● AIM OF THE TASK
Select every line containing the word "Computer" from the material, and copy those lines.

[Collected data]
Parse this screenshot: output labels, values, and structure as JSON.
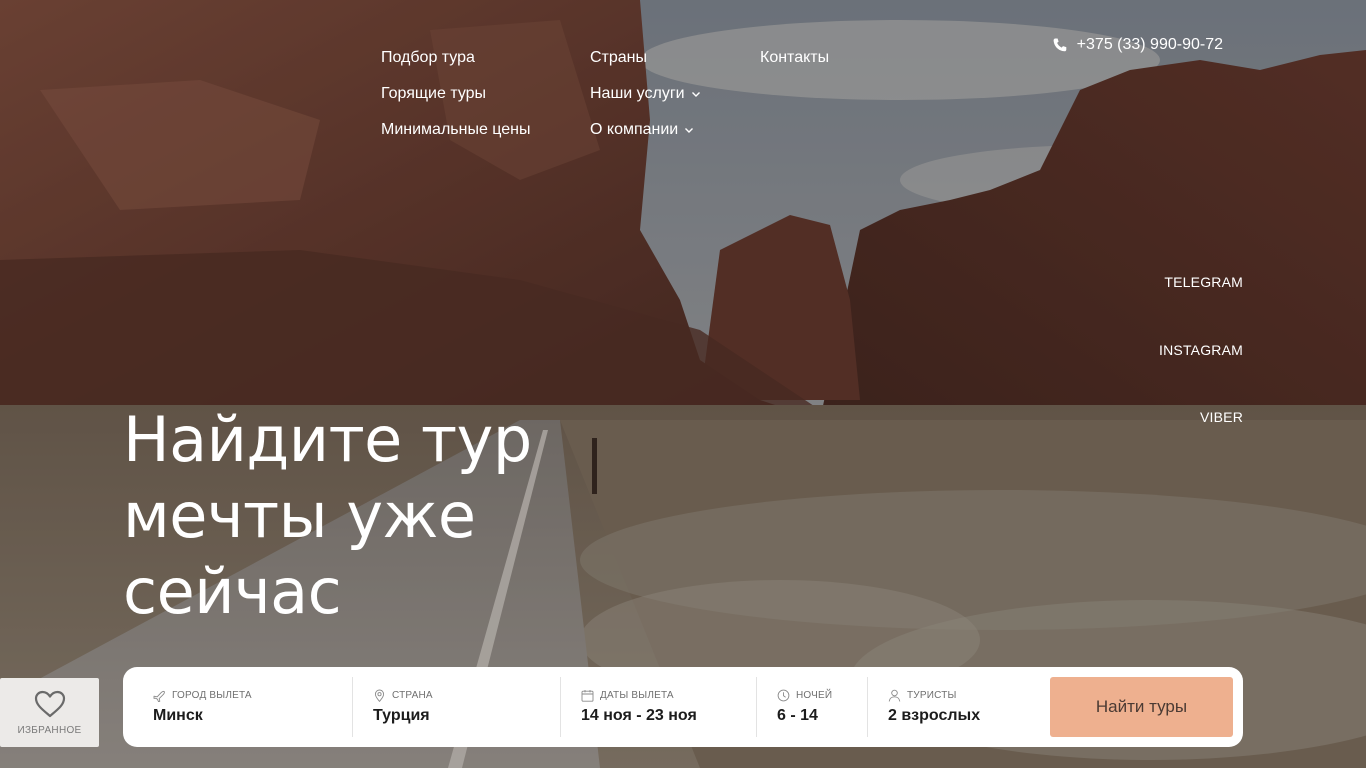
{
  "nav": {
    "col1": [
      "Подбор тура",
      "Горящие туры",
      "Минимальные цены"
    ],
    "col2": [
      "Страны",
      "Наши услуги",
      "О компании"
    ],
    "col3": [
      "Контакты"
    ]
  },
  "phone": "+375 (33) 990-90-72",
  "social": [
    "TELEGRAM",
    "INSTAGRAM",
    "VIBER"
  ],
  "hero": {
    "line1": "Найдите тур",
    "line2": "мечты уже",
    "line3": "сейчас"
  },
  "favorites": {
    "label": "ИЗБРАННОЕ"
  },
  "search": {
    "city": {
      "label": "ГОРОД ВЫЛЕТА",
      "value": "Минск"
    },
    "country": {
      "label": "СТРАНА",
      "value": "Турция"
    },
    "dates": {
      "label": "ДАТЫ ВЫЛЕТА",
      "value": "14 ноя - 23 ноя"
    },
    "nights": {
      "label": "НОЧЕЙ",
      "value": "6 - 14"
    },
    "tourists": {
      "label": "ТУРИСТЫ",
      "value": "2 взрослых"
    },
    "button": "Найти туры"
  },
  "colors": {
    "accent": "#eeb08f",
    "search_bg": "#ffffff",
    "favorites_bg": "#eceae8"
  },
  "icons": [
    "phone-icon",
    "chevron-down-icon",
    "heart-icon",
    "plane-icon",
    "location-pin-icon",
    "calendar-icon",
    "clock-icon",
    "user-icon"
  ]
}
--
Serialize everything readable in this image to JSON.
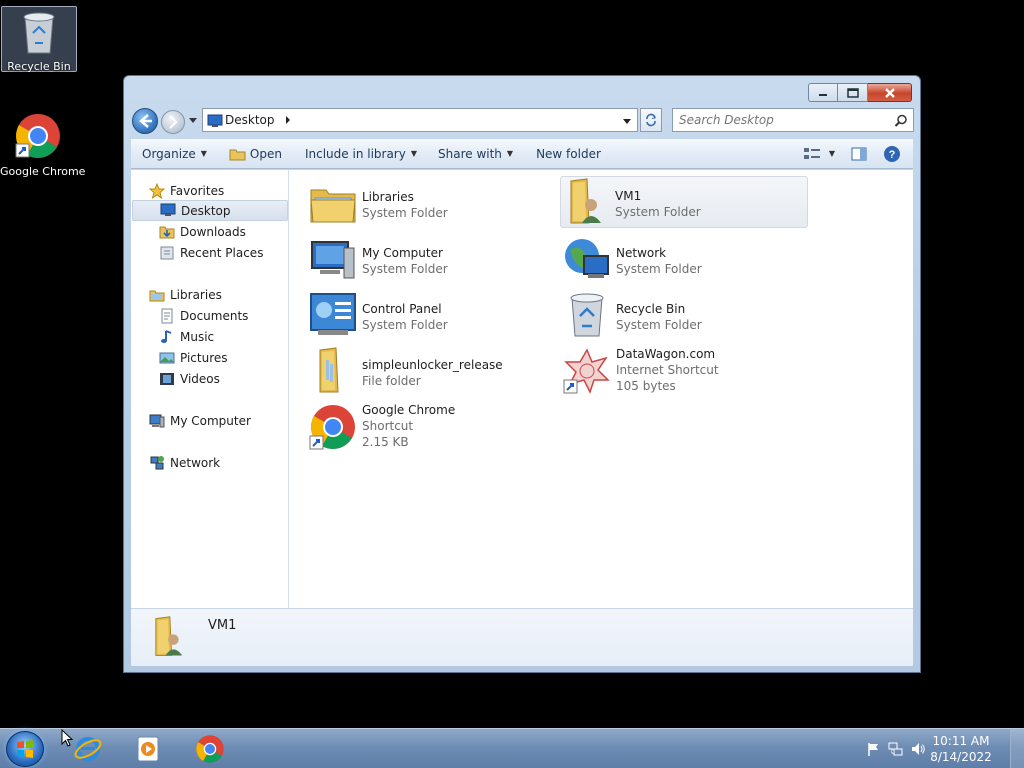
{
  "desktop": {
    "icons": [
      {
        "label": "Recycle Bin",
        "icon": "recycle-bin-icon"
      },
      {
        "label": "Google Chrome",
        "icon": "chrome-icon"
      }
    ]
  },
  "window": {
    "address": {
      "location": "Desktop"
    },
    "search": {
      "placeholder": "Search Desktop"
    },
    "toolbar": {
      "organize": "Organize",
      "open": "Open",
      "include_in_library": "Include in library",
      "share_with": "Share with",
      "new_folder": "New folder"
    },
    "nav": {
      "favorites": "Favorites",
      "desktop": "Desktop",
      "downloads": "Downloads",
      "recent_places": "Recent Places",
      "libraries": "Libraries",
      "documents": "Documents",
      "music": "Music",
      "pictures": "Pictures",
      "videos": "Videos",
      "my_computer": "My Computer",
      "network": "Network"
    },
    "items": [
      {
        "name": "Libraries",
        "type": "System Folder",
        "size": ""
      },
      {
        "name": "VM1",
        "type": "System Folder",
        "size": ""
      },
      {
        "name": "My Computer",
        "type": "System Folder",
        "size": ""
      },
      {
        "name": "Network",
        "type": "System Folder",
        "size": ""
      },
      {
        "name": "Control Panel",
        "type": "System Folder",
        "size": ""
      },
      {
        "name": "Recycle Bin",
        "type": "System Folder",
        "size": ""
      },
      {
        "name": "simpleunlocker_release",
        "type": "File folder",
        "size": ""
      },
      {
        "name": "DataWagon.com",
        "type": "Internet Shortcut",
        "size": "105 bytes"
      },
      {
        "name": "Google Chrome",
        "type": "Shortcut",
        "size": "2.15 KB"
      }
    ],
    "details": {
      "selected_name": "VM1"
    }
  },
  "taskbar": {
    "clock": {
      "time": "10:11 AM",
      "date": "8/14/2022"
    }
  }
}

● RESPONSE BELOW
      "my_computer": "My Computer",
        "name": "My Computer",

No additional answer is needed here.